Data rows »
....................
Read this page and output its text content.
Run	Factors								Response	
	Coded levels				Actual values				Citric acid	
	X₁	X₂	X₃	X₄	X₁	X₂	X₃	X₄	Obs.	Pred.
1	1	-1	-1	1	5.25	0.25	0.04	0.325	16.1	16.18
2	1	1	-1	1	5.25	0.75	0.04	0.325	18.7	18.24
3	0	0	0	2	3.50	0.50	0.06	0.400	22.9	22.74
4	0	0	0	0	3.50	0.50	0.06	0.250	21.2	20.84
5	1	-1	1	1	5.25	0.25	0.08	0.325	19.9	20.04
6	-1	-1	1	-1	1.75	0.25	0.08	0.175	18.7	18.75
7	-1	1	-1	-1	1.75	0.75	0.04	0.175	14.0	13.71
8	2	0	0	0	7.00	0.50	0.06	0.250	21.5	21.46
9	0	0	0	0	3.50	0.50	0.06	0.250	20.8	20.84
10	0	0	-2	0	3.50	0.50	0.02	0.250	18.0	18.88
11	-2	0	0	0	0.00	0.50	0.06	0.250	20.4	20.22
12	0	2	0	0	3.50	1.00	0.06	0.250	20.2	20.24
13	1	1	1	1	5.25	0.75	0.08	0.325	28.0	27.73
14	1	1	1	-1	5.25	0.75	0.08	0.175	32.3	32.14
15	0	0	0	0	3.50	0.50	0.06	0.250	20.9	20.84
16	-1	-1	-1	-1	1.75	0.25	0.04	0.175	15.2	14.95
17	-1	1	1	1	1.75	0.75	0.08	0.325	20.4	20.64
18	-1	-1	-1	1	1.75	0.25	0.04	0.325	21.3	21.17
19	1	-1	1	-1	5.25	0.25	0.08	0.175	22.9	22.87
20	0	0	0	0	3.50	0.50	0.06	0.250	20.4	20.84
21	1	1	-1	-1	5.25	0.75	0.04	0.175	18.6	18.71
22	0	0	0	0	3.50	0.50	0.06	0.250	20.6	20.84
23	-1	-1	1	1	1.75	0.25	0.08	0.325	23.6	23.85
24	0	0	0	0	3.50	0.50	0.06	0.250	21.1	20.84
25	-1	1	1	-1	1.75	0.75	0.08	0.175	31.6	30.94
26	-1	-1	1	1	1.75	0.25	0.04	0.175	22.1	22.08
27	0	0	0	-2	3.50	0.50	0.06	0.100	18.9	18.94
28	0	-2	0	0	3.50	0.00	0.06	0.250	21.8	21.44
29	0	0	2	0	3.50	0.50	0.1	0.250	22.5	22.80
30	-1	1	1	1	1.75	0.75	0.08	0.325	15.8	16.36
....................
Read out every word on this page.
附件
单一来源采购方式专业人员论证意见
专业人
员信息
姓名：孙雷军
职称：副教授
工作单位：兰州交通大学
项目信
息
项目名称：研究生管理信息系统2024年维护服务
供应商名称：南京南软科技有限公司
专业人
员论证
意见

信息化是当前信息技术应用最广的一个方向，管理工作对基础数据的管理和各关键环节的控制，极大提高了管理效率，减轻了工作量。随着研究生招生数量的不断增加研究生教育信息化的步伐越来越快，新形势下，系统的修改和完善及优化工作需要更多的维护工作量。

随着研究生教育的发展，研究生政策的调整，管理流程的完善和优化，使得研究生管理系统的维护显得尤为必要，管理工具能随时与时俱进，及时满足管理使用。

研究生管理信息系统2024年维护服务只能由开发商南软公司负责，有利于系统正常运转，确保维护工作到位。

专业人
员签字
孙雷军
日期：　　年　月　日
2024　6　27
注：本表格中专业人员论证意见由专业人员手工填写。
....................
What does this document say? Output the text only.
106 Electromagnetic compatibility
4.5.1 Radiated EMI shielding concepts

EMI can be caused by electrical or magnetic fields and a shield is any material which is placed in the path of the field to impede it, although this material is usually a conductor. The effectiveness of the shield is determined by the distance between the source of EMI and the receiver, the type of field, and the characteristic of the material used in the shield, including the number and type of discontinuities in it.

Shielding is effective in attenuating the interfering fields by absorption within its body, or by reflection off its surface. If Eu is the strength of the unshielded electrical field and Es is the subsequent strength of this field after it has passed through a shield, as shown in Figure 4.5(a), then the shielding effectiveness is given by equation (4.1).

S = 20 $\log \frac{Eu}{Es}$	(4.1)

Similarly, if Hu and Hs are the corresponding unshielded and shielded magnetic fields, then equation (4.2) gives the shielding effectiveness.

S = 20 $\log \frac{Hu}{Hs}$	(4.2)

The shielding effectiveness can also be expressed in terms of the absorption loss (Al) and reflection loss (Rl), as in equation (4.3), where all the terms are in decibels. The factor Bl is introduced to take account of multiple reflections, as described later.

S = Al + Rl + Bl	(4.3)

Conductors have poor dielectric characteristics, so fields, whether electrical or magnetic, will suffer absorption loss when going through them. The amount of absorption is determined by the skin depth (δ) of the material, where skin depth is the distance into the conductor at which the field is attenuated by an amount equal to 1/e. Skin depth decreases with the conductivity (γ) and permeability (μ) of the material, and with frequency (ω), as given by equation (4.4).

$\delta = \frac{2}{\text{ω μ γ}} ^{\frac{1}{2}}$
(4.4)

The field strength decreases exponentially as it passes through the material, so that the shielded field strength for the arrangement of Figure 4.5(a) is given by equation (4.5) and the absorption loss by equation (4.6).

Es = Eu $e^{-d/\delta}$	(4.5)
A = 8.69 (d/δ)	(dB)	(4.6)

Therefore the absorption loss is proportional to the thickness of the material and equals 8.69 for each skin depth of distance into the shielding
....................
Task details » List the lines of the material in which the word "unshielded" occurs.

Worked solution »
Shielding is effective in attenuating the interfering fields by absorption within its body, or by reflection off its surface. If Eu is the strength of the unshielded electrical field and Es is the subsequent strength of this field after it has passed through a shield, as shown in Figure 4.5(a), then the shielding effectiveness is given by equation (4.1).
Similarly, if Hu and Hs are the corresponding unshielded and shielded magnetic fields, then equation (4.2) gives the shielding effectiveness.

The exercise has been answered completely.